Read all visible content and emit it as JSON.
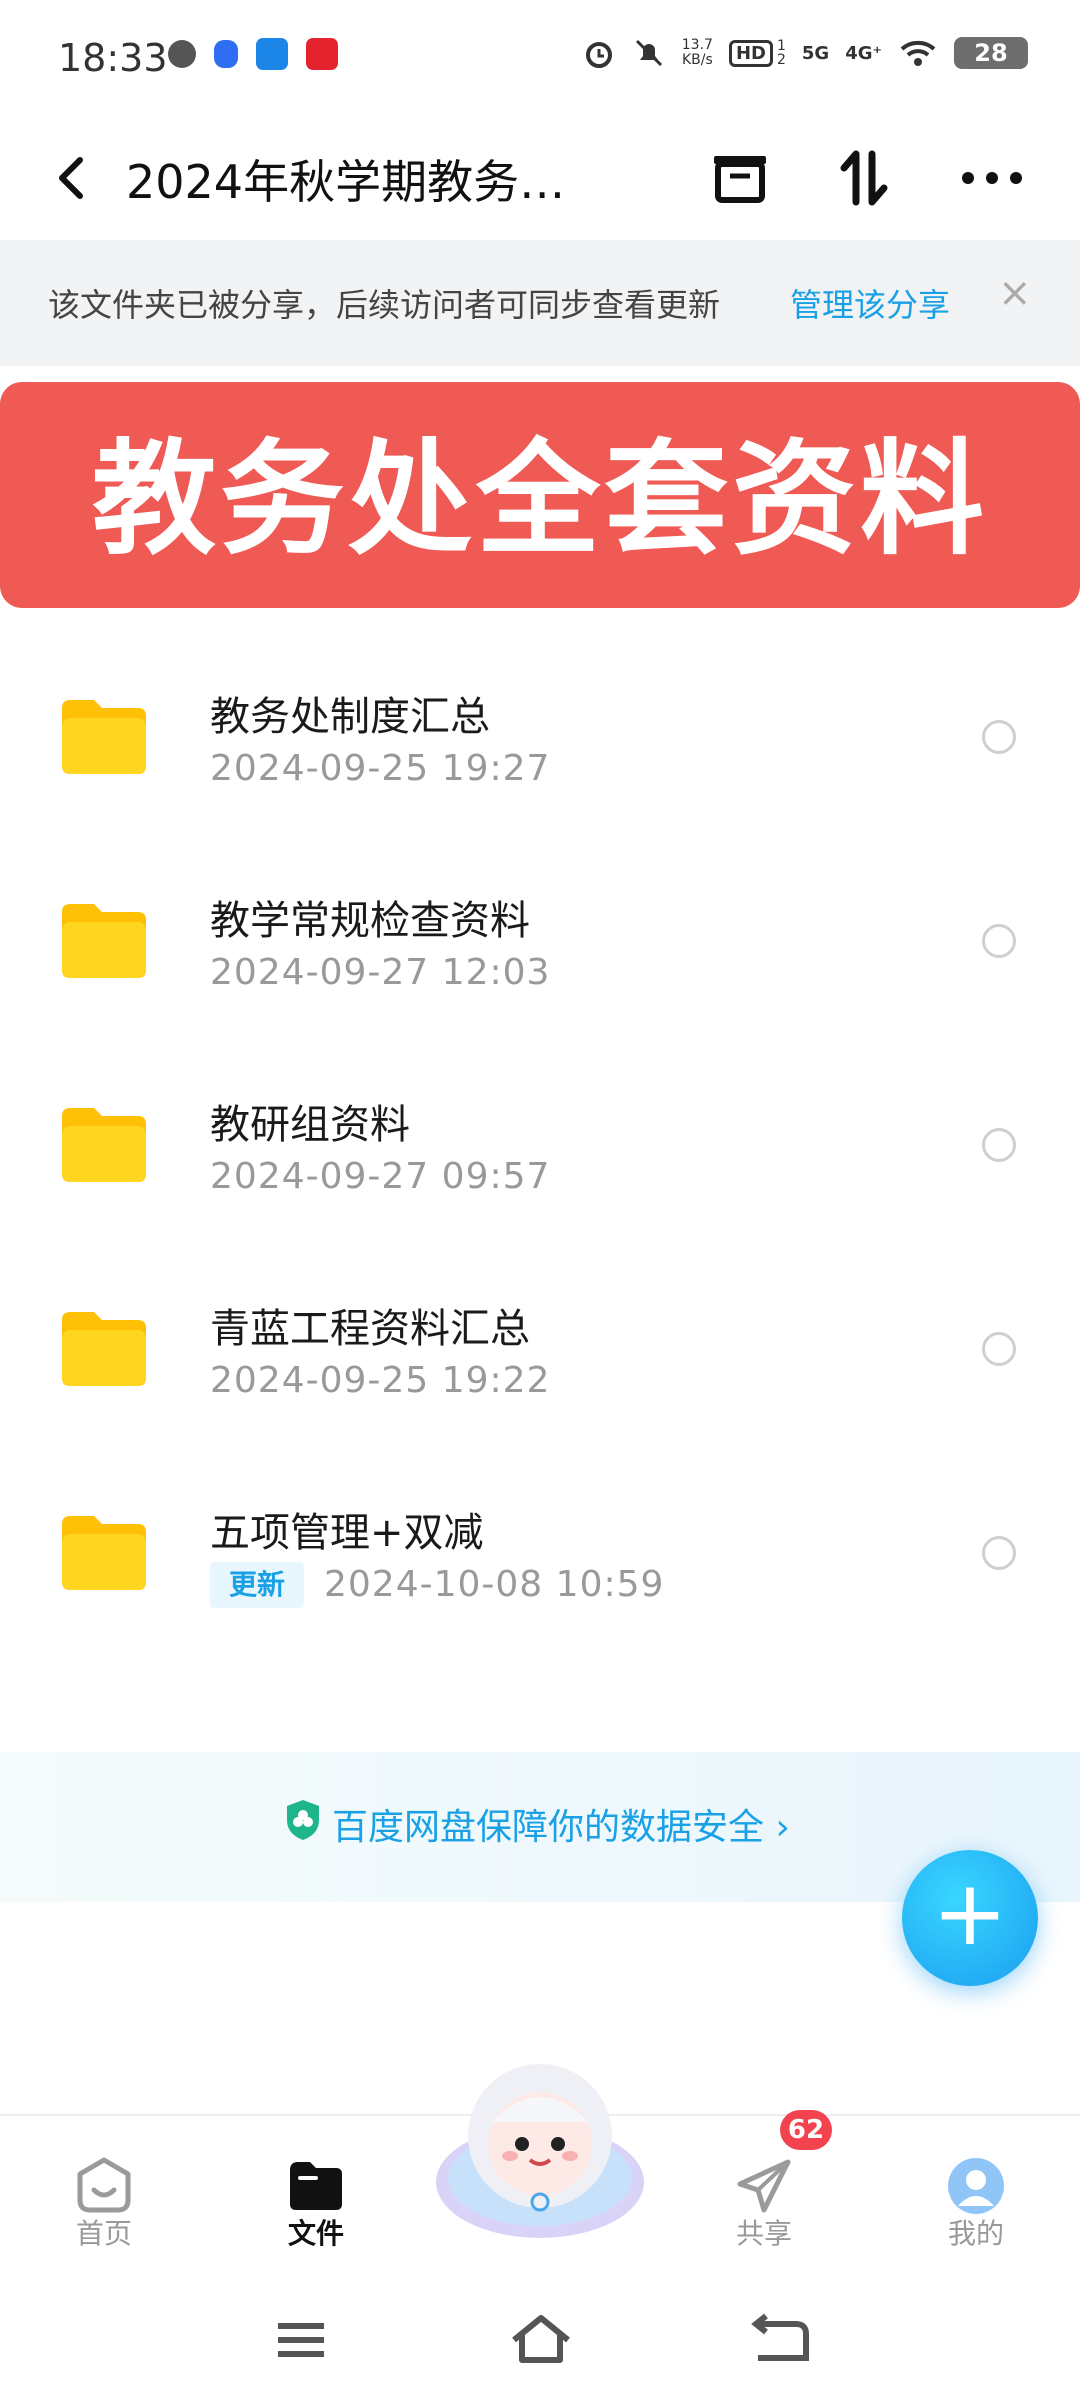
{
  "status_bar": {
    "time": "18:33",
    "net_speed_value": "13.7",
    "net_speed_unit": "KB/s",
    "hd": "HD",
    "hd_sub": "1",
    "hd_sub2": "2",
    "sig1": "5G",
    "sig2": "4G⁺",
    "battery": "28"
  },
  "header": {
    "back_icon": "chevron-left",
    "title": "2024年秋学期教务…",
    "icons": [
      "archive-box-icon",
      "sort-updown-icon",
      "more-dots-icon"
    ]
  },
  "share_banner": {
    "message": "该文件夹已被分享，后续访问者可同步查看更新",
    "manage_link": "管理该分享",
    "close": "×"
  },
  "overlay_caption": "教务处全套资料",
  "files": [
    {
      "name": "教务处制度汇总",
      "date": "2024-09-25  19:27",
      "badge": ""
    },
    {
      "name": "教学常规检查资料",
      "date": "2024-09-27  12:03",
      "badge": ""
    },
    {
      "name": "教研组资料",
      "date": "2024-09-27  09:57",
      "badge": ""
    },
    {
      "name": "青蓝工程资料汇总",
      "date": "2024-09-25  19:22",
      "badge": ""
    },
    {
      "name": "五项管理+双减",
      "date": "2024-10-08  10:59",
      "badge": "更新"
    }
  ],
  "security_notice": "百度网盘保障你的数据安全 ›",
  "fab_label": "+",
  "tabs": [
    {
      "label": "首页",
      "icon": "home-face-icon"
    },
    {
      "label": "文件",
      "icon": "folder-icon"
    },
    {
      "label": "共享",
      "icon": "paper-plane-icon",
      "badge": "62"
    },
    {
      "label": "我的",
      "icon": "avatar-icon"
    }
  ],
  "colors": {
    "accent": "#1aa1e5",
    "overlay_red": "#f05a55",
    "folder_yellow": "#ffd01a",
    "badge_red": "#f2434f"
  }
}
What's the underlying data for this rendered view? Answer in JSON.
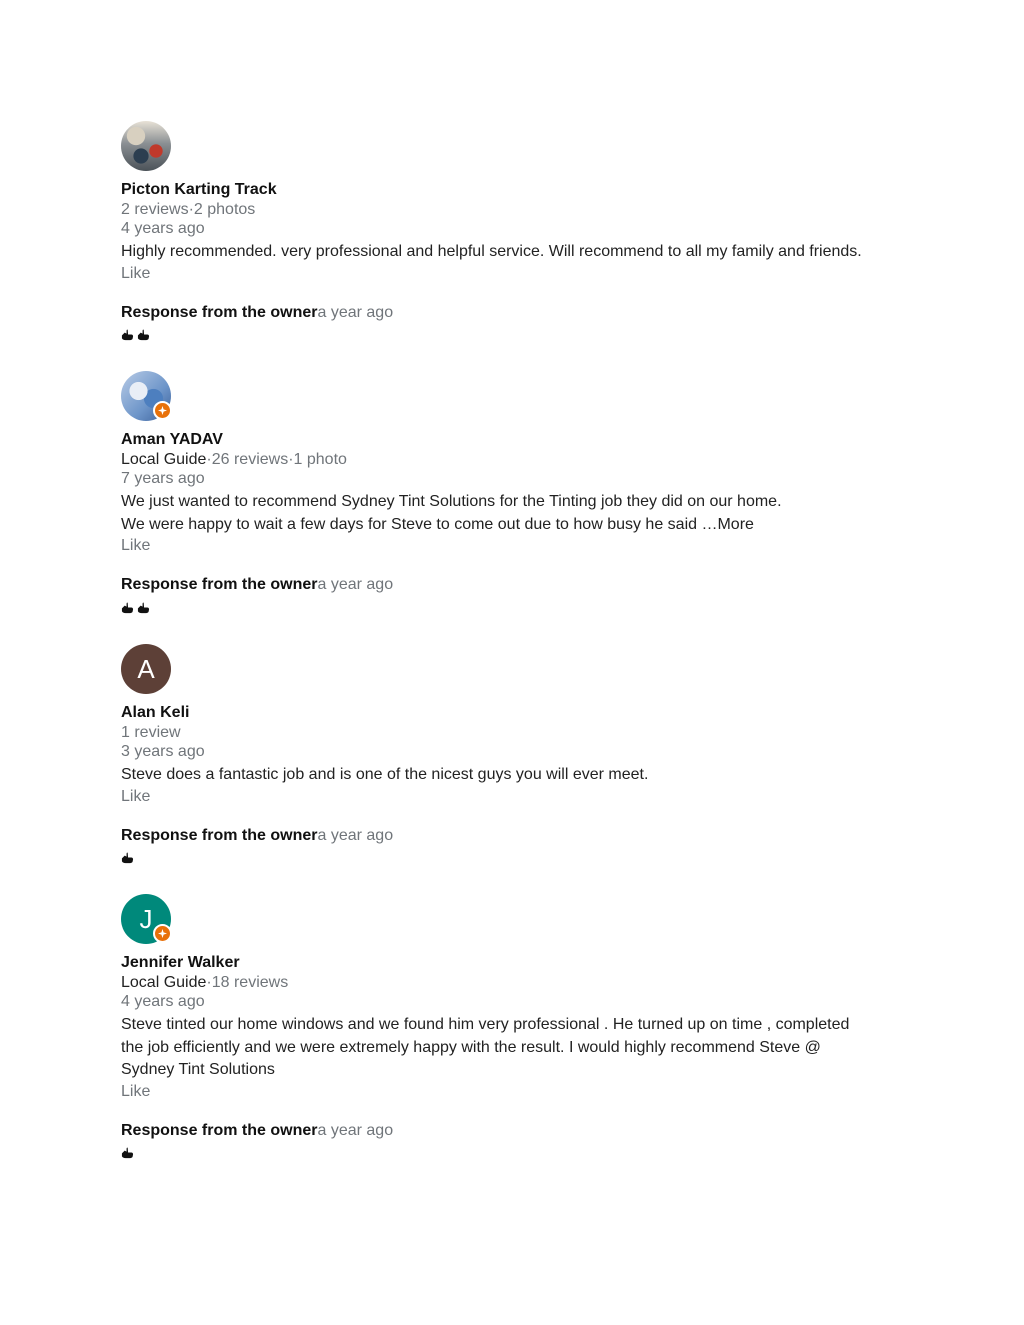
{
  "reviews": [
    {
      "avatar_type": "photo",
      "name": "Picton Karting Track",
      "local_guide": "",
      "meta": "2 reviews·2 photos",
      "ago": "4 years ago",
      "text_lines": [
        "Highly recommended. very professional and helpful service. Will recommend to all my family and friends."
      ],
      "like": "Like",
      "response_label": "Response from the owner",
      "response_ago": "a year ago",
      "response_icon_count": 2,
      "response_icon": "backhand-index-pointing-right-icon"
    },
    {
      "avatar_type": "photo",
      "name": "Aman YADAV",
      "local_guide": "Local Guide",
      "meta": "·26 reviews·1 photo",
      "ago": "7 years ago",
      "text_lines": [
        "We just wanted to recommend Sydney Tint Solutions for the Tinting job they did on our home.",
        "We were happy to wait a few days for Steve to come out due to how busy he said …More"
      ],
      "like": "Like",
      "response_label": "Response from the owner",
      "response_ago": "a year ago",
      "response_icon_count": 2,
      "response_icon": "backhand-index-pointing-right-icon"
    },
    {
      "avatar_type": "letter",
      "avatar_letter": "A",
      "avatar_color": "#5d4037",
      "name": "Alan Keli",
      "local_guide": "",
      "meta": "1 review",
      "ago": "3 years ago",
      "text_lines": [
        "Steve does a fantastic job and is one of the nicest guys you will ever meet."
      ],
      "like": "Like",
      "response_label": "Response from the owner",
      "response_ago": "a year ago",
      "response_icon_count": 1,
      "response_icon": "backhand-index-pointing-right-icon"
    },
    {
      "avatar_type": "letter",
      "avatar_letter": "J",
      "avatar_color": "#00897b",
      "name": "Jennifer Walker",
      "local_guide": "Local Guide",
      "meta": "·18 reviews",
      "ago": "4 years ago",
      "text_lines": [
        "Steve tinted our home windows and we found him very professional . He turned up on time , completed",
        "the job efficiently and we were extremely happy with the result. I would highly recommend Steve @",
        "Sydney Tint Solutions"
      ],
      "like": "Like",
      "response_label": "Response from the owner",
      "response_ago": "a year ago",
      "response_icon_count": 1,
      "response_icon": "backhand-index-pointing-right-icon"
    }
  ],
  "colors": {
    "badge": "#e8710a",
    "muted_text": "#70757a",
    "body_text": "#222222"
  }
}
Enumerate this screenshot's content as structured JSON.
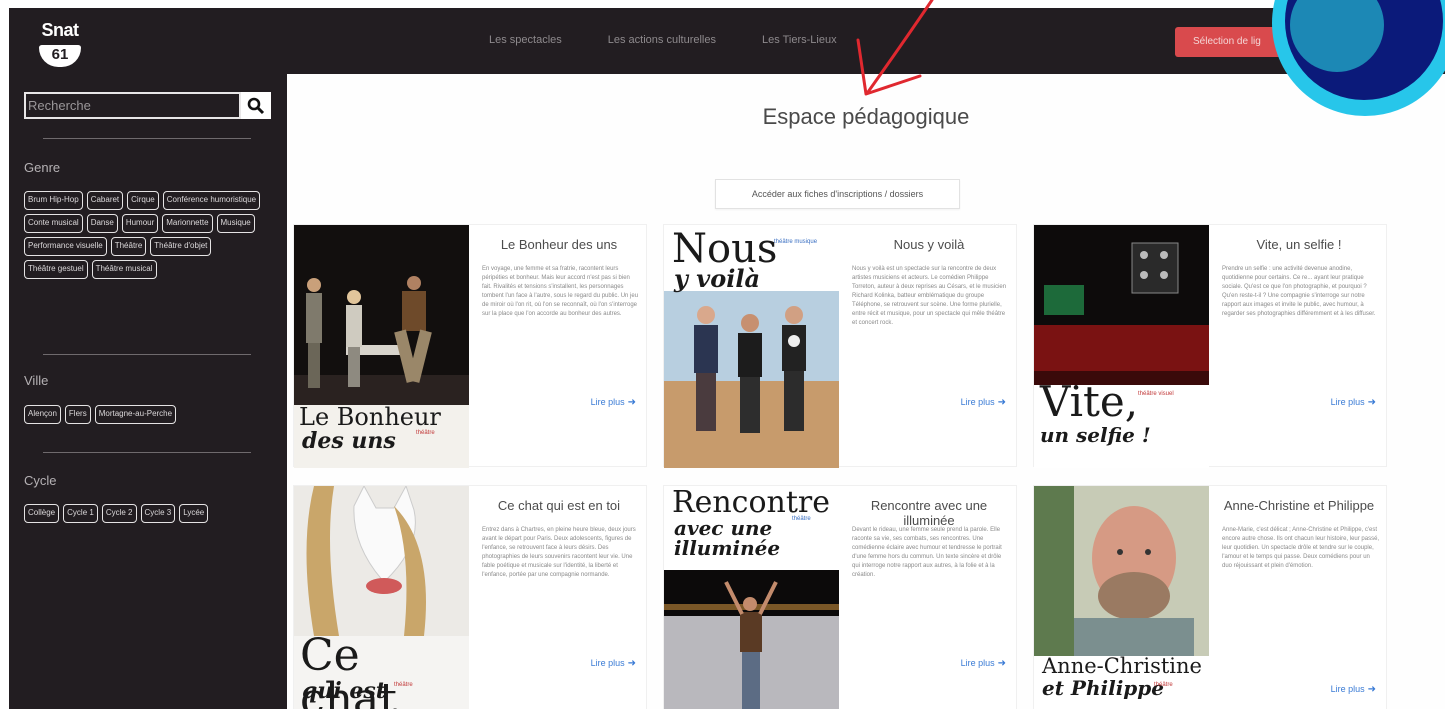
--------
**Stated exercise**. Transcribe every entry above exactly. Omit all pictures.

**Result below**.
Read all visible content and emit it as JSON.
{
  "status_bar": {
    "time": "18:33",
    "net_speed_value": "13.7",
    "net_speed_unit": "KB/s",
    "hd": "HD",
    "hd_sub": "1",
    "hd_sub2": "2",
    "sig1": "5G",
    "sig2": "4G⁺",
    "battery": "28"
  },
  "header": {
    "back_icon": "chevron-left",
    "title": "2024年秋学期教务…",
    "icons": [
      "archive-box-icon",
      "sort-updown-icon",
      "more-dots-icon"
    ]
  },
  "share_banner": {
    "message": "该文件夹已被分享，后续访问者可同步查看更新",
    "manage_link": "管理该分享",
    "close": "×"
  },
  "overlay_caption": "教务处全套资料",
  "files": [
    {
      "name": "教务处制度汇总",
      "date": "2024-09-25  19:27",
      "badge": ""
    },
    {
      "name": "教学常规检查资料",
      "date": "2024-09-27  12:03",
      "badge": ""
    },
    {
      "name": "教研组资料",
      "date": "2024-09-27  09:57",
      "badge": ""
    },
    {
      "name": "青蓝工程资料汇总",
      "date": "2024-09-25  19:22",
      "badge": ""
    },
    {
      "name": "五项管理+双减",
      "date": "2024-10-08  10:59",
      "badge": "更新"
    }
  ],
  "security_notice": "百度网盘保障你的数据安全 ›",
  "fab_label": "+",
  "tabs": [
    {
      "label": "首页",
      "icon": "home-face-icon"
    },
    {
      "label": "文件",
      "icon": "folder-icon"
    },
    {
      "label": "共享",
      "icon": "paper-plane-icon",
      "badge": "62"
    },
    {
      "label": "我的",
      "icon": "avatar-icon"
    }
  ],
  "colors": {
    "accent": "#1aa1e5",
    "overlay_red": "#f05a55",
    "folder_yellow": "#ffd01a",
    "badge_red": "#f2434f"
  }
}
What's the underlying data for this rendered view? Answer in JSON.
{
  "reviews": [
    {
      "avatar_type": "photo",
      "name": "Picton Karting Track",
      "local_guide": "",
      "meta": "2 reviews·2 photos",
      "ago": "4 years ago",
      "text_lines": [
        "Highly recommended. very professional and helpful service. Will recommend to all my family and friends."
      ],
      "like": "Like",
      "response_label": "Response from the owner",
      "response_ago": "a year ago",
      "response_icon_count": 2,
      "response_icon": "backhand-index-pointing-right-icon"
    },
    {
      "avatar_type": "photo",
      "name": "Aman YADAV",
      "local_guide": "Local Guide",
      "meta": "·26 reviews·1 photo",
      "ago": "7 years ago",
      "text_lines": [
        "We just wanted to recommend Sydney Tint Solutions for the Tinting job they did on our home.",
        "We were happy to wait a few days for Steve to come out due to how busy he said …More"
      ],
      "like": "Like",
      "response_label": "Response from the owner",
      "response_ago": "a year ago",
      "response_icon_count": 2,
      "response_icon": "backhand-index-pointing-right-icon"
    },
    {
      "avatar_type": "letter",
      "avatar_letter": "A",
      "avatar_color": "#5d4037",
      "name": "Alan Keli",
      "local_guide": "",
      "meta": "1 review",
      "ago": "3 years ago",
      "text_lines": [
        "Steve does a fantastic job and is one of the nicest guys you will ever meet."
      ],
      "like": "Like",
      "response_label": "Response from the owner",
      "response_ago": "a year ago",
      "response_icon_count": 1,
      "response_icon": "backhand-index-pointing-right-icon"
    },
    {
      "avatar_type": "letter",
      "avatar_letter": "J",
      "avatar_color": "#00897b",
      "name": "Jennifer Walker",
      "local_guide": "Local Guide",
      "meta": "·18 reviews",
      "ago": "4 years ago",
      "text_lines": [
        "Steve tinted our home windows and we found him very professional . He turned up on time , completed",
        "the job efficiently and we were extremely happy with the result. I would highly recommend Steve @",
        "Sydney Tint Solutions"
      ],
      "like": "Like",
      "response_label": "Response from the owner",
      "response_ago": "a year ago",
      "response_icon_count": 1,
      "response_icon": "backhand-index-pointing-right-icon"
    }
  ],
  "colors": {
    "badge": "#e8710a",
    "muted_text": "#70757a",
    "body_text": "#222222"
  }
}
Enumerate this screenshot's content as structured JSON.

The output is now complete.